Dataset records:
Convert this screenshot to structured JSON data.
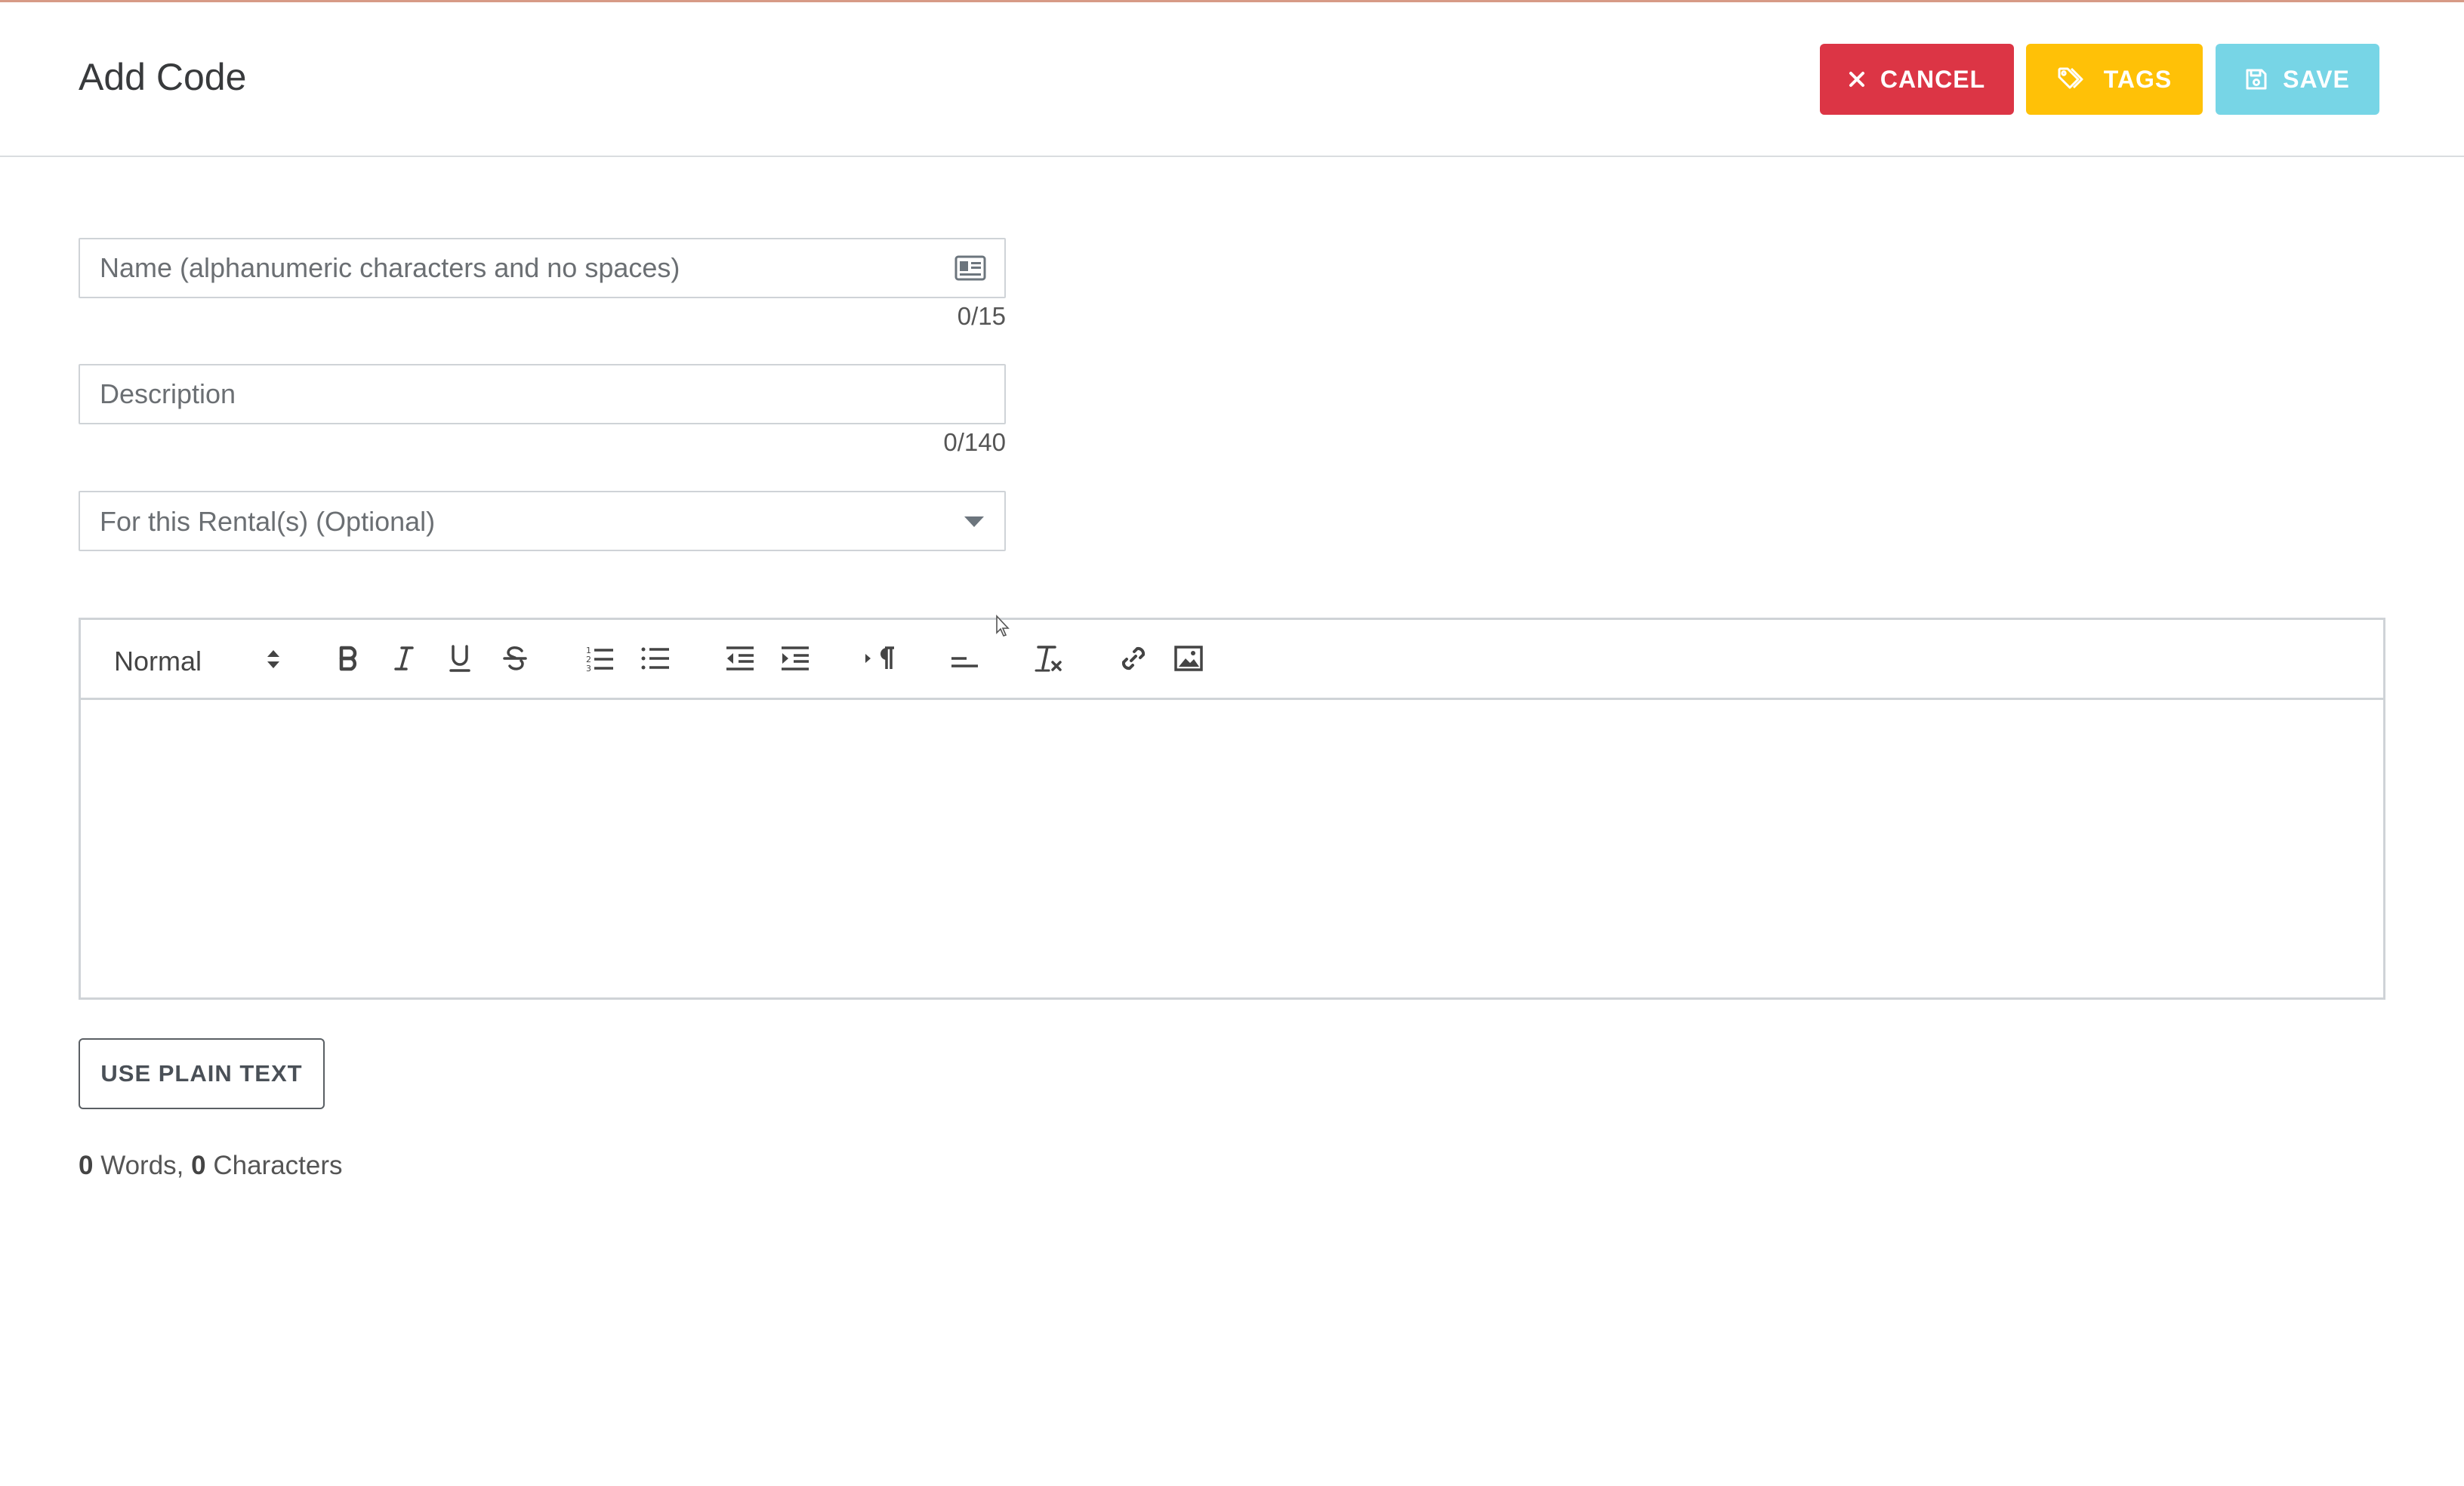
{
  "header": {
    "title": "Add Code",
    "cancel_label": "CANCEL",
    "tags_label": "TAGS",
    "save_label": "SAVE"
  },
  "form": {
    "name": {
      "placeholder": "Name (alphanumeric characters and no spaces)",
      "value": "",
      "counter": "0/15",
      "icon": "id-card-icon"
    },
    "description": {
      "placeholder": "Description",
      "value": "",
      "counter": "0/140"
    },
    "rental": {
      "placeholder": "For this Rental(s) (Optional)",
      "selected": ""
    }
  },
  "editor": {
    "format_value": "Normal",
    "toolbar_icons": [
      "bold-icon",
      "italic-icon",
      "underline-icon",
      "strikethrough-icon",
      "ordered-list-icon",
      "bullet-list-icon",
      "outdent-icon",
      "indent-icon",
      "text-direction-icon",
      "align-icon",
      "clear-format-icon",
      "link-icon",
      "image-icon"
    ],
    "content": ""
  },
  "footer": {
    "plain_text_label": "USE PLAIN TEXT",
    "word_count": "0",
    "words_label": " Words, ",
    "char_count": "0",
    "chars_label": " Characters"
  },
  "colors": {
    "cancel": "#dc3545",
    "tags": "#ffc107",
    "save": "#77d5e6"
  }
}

Work to be completed: Return only the number of lines in the entries that contain the string "placeholder".

Answer to this problem: 3